▶ **TO BE DONE**: In how many lines does the string "title" appear? Answer with the number only.

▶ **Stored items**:
+++

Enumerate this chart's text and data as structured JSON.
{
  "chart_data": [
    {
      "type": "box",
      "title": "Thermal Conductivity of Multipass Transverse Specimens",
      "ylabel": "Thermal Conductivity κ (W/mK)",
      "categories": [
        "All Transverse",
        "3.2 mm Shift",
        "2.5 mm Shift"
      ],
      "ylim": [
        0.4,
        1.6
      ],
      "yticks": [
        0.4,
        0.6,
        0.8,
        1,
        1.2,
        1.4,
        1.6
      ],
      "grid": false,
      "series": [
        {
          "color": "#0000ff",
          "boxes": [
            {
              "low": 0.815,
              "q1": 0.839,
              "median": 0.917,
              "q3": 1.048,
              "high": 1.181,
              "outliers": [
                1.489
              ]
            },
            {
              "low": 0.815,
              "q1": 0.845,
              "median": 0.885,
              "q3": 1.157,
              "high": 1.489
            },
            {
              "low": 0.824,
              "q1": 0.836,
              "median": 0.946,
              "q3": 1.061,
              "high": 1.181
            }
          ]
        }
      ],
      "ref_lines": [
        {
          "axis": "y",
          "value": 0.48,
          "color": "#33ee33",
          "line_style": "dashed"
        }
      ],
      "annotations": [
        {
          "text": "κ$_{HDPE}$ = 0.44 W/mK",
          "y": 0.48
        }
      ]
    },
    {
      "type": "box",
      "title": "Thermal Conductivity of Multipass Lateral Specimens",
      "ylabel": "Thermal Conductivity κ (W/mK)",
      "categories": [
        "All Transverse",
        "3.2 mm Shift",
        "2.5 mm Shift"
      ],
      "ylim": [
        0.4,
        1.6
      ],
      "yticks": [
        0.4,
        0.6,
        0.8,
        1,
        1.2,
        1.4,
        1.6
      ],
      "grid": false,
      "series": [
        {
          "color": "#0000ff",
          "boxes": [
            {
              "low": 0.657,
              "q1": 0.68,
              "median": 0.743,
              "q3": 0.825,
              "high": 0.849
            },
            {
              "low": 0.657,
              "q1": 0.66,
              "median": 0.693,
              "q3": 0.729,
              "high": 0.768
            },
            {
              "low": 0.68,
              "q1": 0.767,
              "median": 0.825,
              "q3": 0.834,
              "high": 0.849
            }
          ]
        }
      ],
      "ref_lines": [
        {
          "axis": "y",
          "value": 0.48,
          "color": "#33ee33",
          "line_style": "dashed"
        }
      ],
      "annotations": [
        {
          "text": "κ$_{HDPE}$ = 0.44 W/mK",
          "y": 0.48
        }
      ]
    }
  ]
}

+++

▶ **EXPECTED ANSWER**: 2